> Stated goal:
Every record should be copied exactly, except that pictures are to be omitted.
********
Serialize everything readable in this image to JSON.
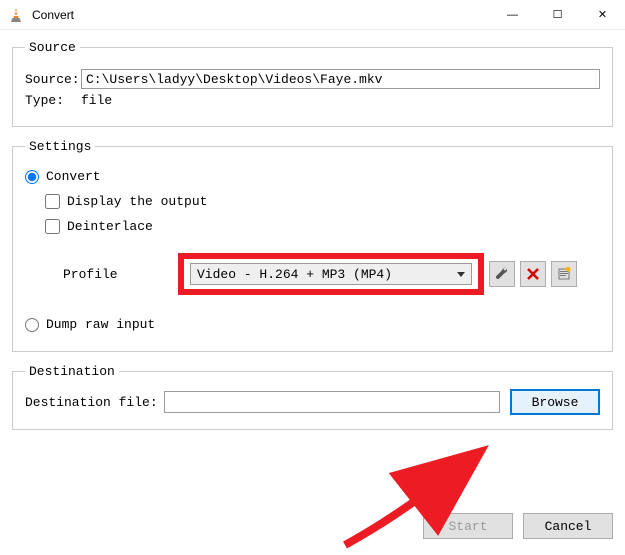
{
  "window": {
    "title": "Convert",
    "min": "—",
    "max": "☐",
    "close": "✕"
  },
  "source": {
    "legend": "Source",
    "source_label": "Source:",
    "source_value": "C:\\Users\\ladyy\\Desktop\\Videos\\Faye.mkv",
    "type_label": "Type:",
    "type_value": "file"
  },
  "settings": {
    "legend": "Settings",
    "convert_label": "Convert",
    "display_output_label": "Display the output",
    "deinterlace_label": "Deinterlace",
    "profile_label": "Profile",
    "profile_value": "Video - H.264 + MP3 (MP4)",
    "dump_label": "Dump raw input"
  },
  "destination": {
    "legend": "Destination",
    "file_label": "Destination file:",
    "browse_label": "Browse"
  },
  "footer": {
    "start_label": "Start",
    "cancel_label": "Cancel"
  },
  "icons": {
    "wrench": "wrench",
    "delete": "x",
    "new": "new"
  }
}
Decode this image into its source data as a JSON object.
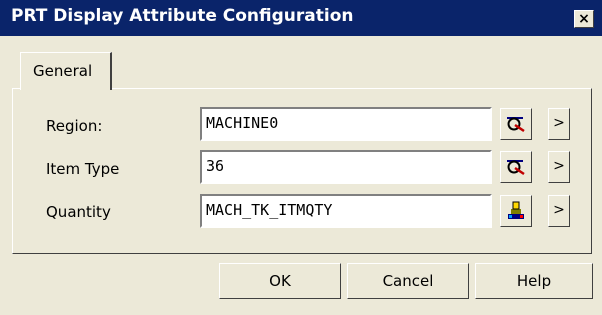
{
  "window": {
    "title": "PRT Display Attribute Configuration",
    "close_symbol": "×"
  },
  "tabs": [
    {
      "label": "General",
      "active": true
    }
  ],
  "form": {
    "rows": [
      {
        "label": "Region:",
        "value": "MACHINE0",
        "icon": "machine-select-icon"
      },
      {
        "label": "Item Type",
        "value": "36",
        "icon": "machine-select-icon"
      },
      {
        "label": "Quantity",
        "value": "MACH_TK_ITMQTY",
        "icon": "tag-browse-icon"
      }
    ],
    "arrow_symbol": ">"
  },
  "buttons": {
    "ok": "OK",
    "cancel": "Cancel",
    "help": "Help"
  }
}
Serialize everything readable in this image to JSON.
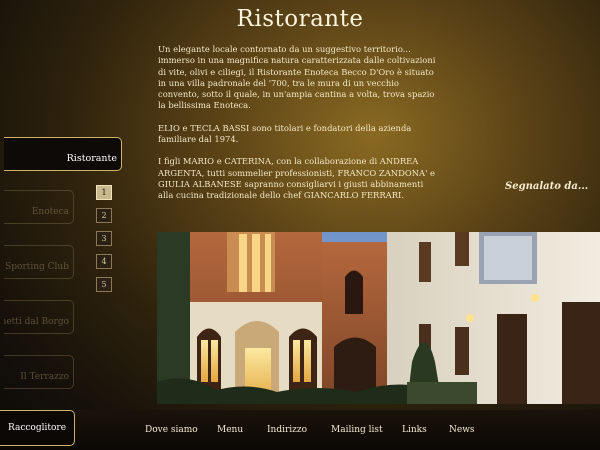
{
  "page": {
    "title": "Ristorante"
  },
  "intro": {
    "p1": "Un elegante locale contornato da un suggestivo territorio... immerso in una magnifica natura caratterizzata dalle coltivazioni di vite, olivi e ciliegi, il Ristorante Enoteca Becco D'Oro è situato in una villa padronale del '700, tra le mura di un vecchio convento, sotto il quale, in un'ampia cantina a volta, trova spazio la bellissima Enoteca.",
    "p2": "ELIO e TECLA BASSI sono titolari e fondatori della azienda familiare dal 1974.",
    "p3": "I figli MARIO e CATERINA, con la collaborazione di ANDREA ARGENTA, tutti sommelier professionisti, FRANCO ZANDONA' e GIULIA ALBANESE sapranno consigliarvi i giusti abbinamenti alla cucina tradizionale dello chef GIANCARLO FERRARI."
  },
  "side_tabs": [
    {
      "label": "Ristorante"
    },
    {
      "label": "Enoteca"
    },
    {
      "label": "Sporting Club"
    },
    {
      "label": "Banchetti dal Borgo"
    },
    {
      "label": "Il Terrazzo"
    }
  ],
  "pagination": [
    "1",
    "2",
    "3",
    "4",
    "5"
  ],
  "reported": "Segnalato da...",
  "nav": {
    "first": "Raccoglitore",
    "items": [
      "Dove siamo",
      "Menu",
      "Indirizzo",
      "Mailing list",
      "Links",
      "News"
    ]
  },
  "colors": {
    "accent": "#cfb36a",
    "background_dark": "#0c0906",
    "glow": "#8a6a22"
  }
}
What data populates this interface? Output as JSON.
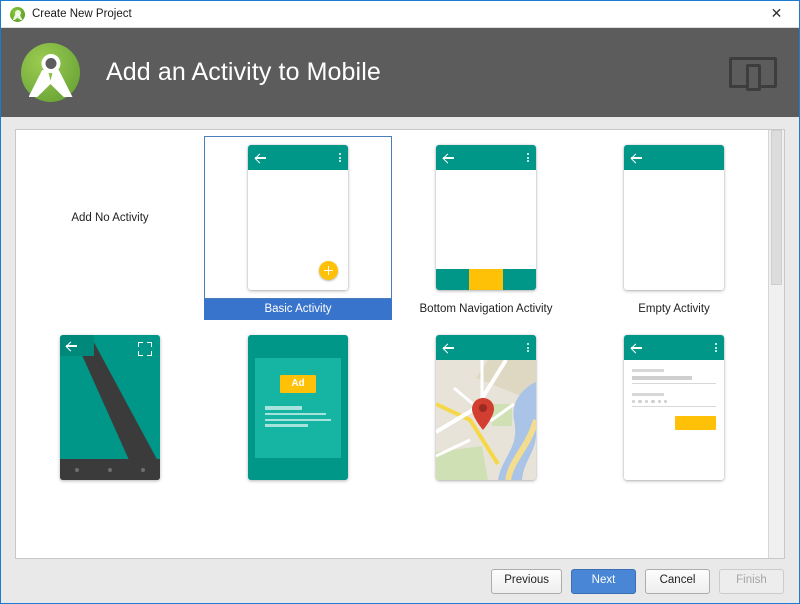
{
  "window": {
    "title": "Create New Project",
    "title_icon": "android-studio-icon",
    "close_label": "✕"
  },
  "header": {
    "title": "Add an Activity to Mobile",
    "logo_icon": "android-studio-logo",
    "device_icon": "tablet-and-phone-icon"
  },
  "templates": [
    {
      "id": "add-no-activity",
      "label": "Add No Activity",
      "kind": "text",
      "selected": false
    },
    {
      "id": "basic-activity",
      "label": "Basic Activity",
      "kind": "phone",
      "selected": true,
      "appbar": {
        "back": true,
        "overflow": true
      },
      "fab": true
    },
    {
      "id": "bottom-navigation-activity",
      "label": "Bottom Navigation Activity",
      "kind": "phone",
      "selected": false,
      "appbar": {
        "back": true,
        "overflow": true
      },
      "bottom_nav": {
        "segments": 3,
        "active_index": 1
      }
    },
    {
      "id": "empty-activity",
      "label": "Empty Activity",
      "kind": "phone",
      "selected": false,
      "appbar": {
        "back": true,
        "overflow": false
      }
    },
    {
      "id": "fullscreen-activity",
      "label": "",
      "kind": "fullscreen",
      "selected": false,
      "expand_icon": "fullscreen-expand-icon",
      "nav_dots": 3
    },
    {
      "id": "google-admob-ads-activity",
      "label": "",
      "kind": "admob",
      "selected": false,
      "badge_text": "Ad"
    },
    {
      "id": "google-maps-activity",
      "label": "",
      "kind": "maps",
      "selected": false,
      "appbar": {
        "back": true,
        "overflow": true
      },
      "marker_icon": "map-pin-icon"
    },
    {
      "id": "login-activity",
      "label": "",
      "kind": "login",
      "selected": false,
      "appbar": {
        "back": true,
        "overflow": true
      },
      "password_dots": 6
    }
  ],
  "footer": {
    "previous": "Previous",
    "next": "Next",
    "cancel": "Cancel",
    "finish": "Finish"
  },
  "colors": {
    "accent_blue": "#3874cb",
    "button_blue": "#4a86d6",
    "teal": "#009688",
    "amber": "#ffc107",
    "header_gray": "#5c5c5c",
    "android_green": "#7cb342",
    "map_pin_red": "#d23f31"
  }
}
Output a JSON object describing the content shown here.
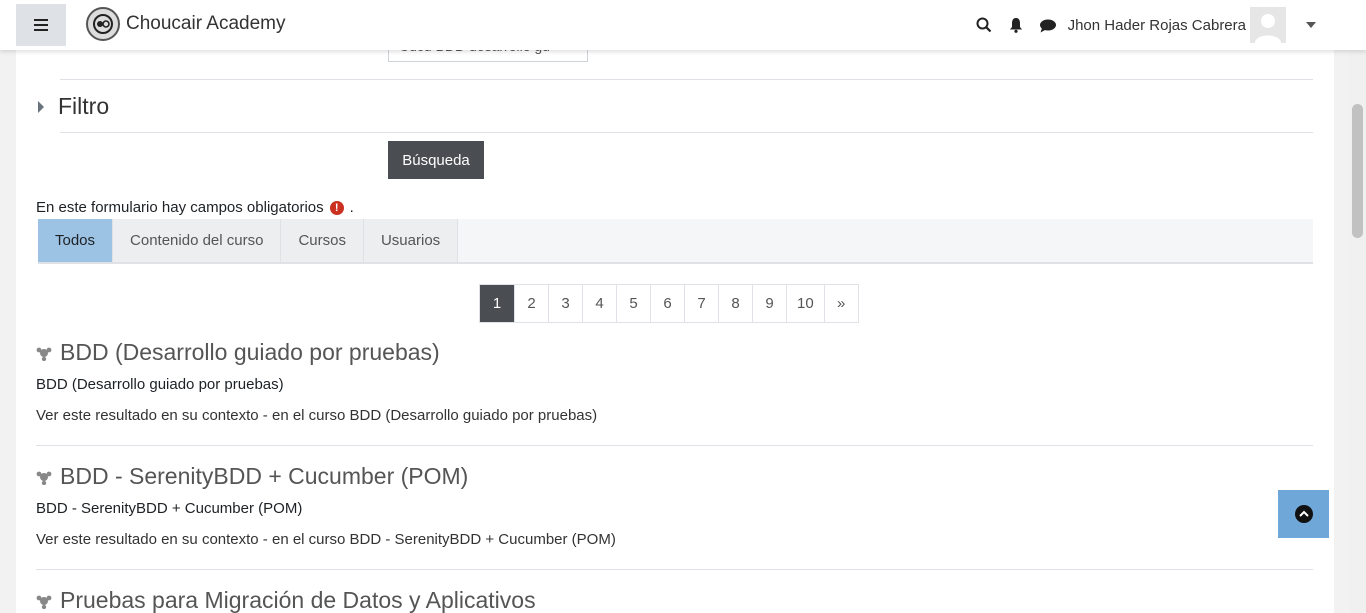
********
> Expected answer:
Serialize everything readable in this image to JSON.
{
  "window": {
    "title": "Convert",
    "min": "—",
    "max": "☐",
    "close": "✕"
  },
  "source": {
    "legend": "Source",
    "source_label": "Source:",
    "source_value": "C:\\Users\\ladyy\\Desktop\\Videos\\Faye.mkv",
    "type_label": "Type:",
    "type_value": "file"
  },
  "settings": {
    "legend": "Settings",
    "convert_label": "Convert",
    "display_output_label": "Display the output",
    "deinterlace_label": "Deinterlace",
    "profile_label": "Profile",
    "profile_value": "Video - H.264 + MP3 (MP4)",
    "dump_label": "Dump raw input"
  },
  "destination": {
    "legend": "Destination",
    "file_label": "Destination file:",
    "browse_label": "Browse"
  },
  "footer": {
    "start_label": "Start",
    "cancel_label": "Cancel"
  },
  "icons": {
    "wrench": "wrench",
    "delete": "x",
    "new": "new"
  }
}
Decode this image into its source data as a JSON object.
{
  "window": {
    "title": "PRT Display Attribute Configuration",
    "close_symbol": "×"
  },
  "tabs": [
    {
      "label": "General",
      "active": true
    }
  ],
  "form": {
    "rows": [
      {
        "label": "Region:",
        "value": "MACHINE0",
        "icon": "machine-select-icon"
      },
      {
        "label": "Item Type",
        "value": "36",
        "icon": "machine-select-icon"
      },
      {
        "label": "Quantity",
        "value": "MACH_TK_ITMQTY",
        "icon": "tag-browse-icon"
      }
    ],
    "arrow_symbol": ">"
  },
  "buttons": {
    "ok": "OK",
    "cancel": "Cancel",
    "help": "Help"
  }
}
Serialize everything readable in this image to JSON.
{
  "page": {
    "title": "Ristorante"
  },
  "intro": {
    "p1": "Un elegante locale contornato da un suggestivo territorio... immerso in una magnifica natura caratterizzata dalle coltivazioni di vite, olivi e ciliegi, il Ristorante Enoteca Becco D'Oro è situato in una villa padronale del '700, tra le mura di un vecchio convento, sotto il quale, in un'ampia cantina a volta, trova spazio la bellissima Enoteca.",
    "p2": "ELIO e TECLA BASSI sono titolari e fondatori della azienda familiare dal 1974.",
    "p3": "I figli MARIO e CATERINA, con la collaborazione di ANDREA ARGENTA, tutti sommelier professionisti, FRANCO ZANDONA' e GIULIA ALBANESE sapranno consigliarvi i giusti abbinamenti alla cucina tradizionale dello chef GIANCARLO FERRARI."
  },
  "side_tabs": [
    {
      "label": "Ristorante"
    },
    {
      "label": "Enoteca"
    },
    {
      "label": "Sporting Club"
    },
    {
      "label": "Banchetti dal Borgo"
    },
    {
      "label": "Il Terrazzo"
    }
  ],
  "pagination": [
    "1",
    "2",
    "3",
    "4",
    "5"
  ],
  "reported": "Segnalato da...",
  "nav": {
    "first": "Raccoglitore",
    "items": [
      "Dove siamo",
      "Menu",
      "Indirizzo",
      "Mailing list",
      "Links",
      "News"
    ]
  },
  "colors": {
    "accent": "#cfb36a",
    "background_dark": "#0c0906",
    "glow": "#8a6a22"
  }
}
What data populates this interface? Output as JSON.
{
  "window": {
    "title": "Create New Project",
    "title_icon": "android-studio-icon",
    "close_label": "✕"
  },
  "header": {
    "title": "Add an Activity to Mobile",
    "logo_icon": "android-studio-logo",
    "device_icon": "tablet-and-phone-icon"
  },
  "templates": [
    {
      "id": "add-no-activity",
      "label": "Add No Activity",
      "kind": "text",
      "selected": false
    },
    {
      "id": "basic-activity",
      "label": "Basic Activity",
      "kind": "phone",
      "selected": true,
      "appbar": {
        "back": true,
        "overflow": true
      },
      "fab": true
    },
    {
      "id": "bottom-navigation-activity",
      "label": "Bottom Navigation Activity",
      "kind": "phone",
      "selected": false,
      "appbar": {
        "back": true,
        "overflow": true
      },
      "bottom_nav": {
        "segments": 3,
        "active_index": 1
      }
    },
    {
      "id": "empty-activity",
      "label": "Empty Activity",
      "kind": "phone",
      "selected": false,
      "appbar": {
        "back": true,
        "overflow": false
      }
    },
    {
      "id": "fullscreen-activity",
      "label": "",
      "kind": "fullscreen",
      "selected": false,
      "expand_icon": "fullscreen-expand-icon",
      "nav_dots": 3
    },
    {
      "id": "google-admob-ads-activity",
      "label": "",
      "kind": "admob",
      "selected": false,
      "badge_text": "Ad"
    },
    {
      "id": "google-maps-activity",
      "label": "",
      "kind": "maps",
      "selected": false,
      "appbar": {
        "back": true,
        "overflow": true
      },
      "marker_icon": "map-pin-icon"
    },
    {
      "id": "login-activity",
      "label": "",
      "kind": "login",
      "selected": false,
      "appbar": {
        "back": true,
        "overflow": true
      },
      "password_dots": 6
    }
  ],
  "footer": {
    "previous": "Previous",
    "next": "Next",
    "cancel": "Cancel",
    "finish": "Finish"
  },
  "colors": {
    "accent_blue": "#3874cb",
    "button_blue": "#4a86d6",
    "teal": "#009688",
    "amber": "#ffc107",
    "header_gray": "#5c5c5c",
    "android_green": "#7cb342",
    "map_pin_red": "#d23f31"
  }
}
Output a JSON object describing the content shown here.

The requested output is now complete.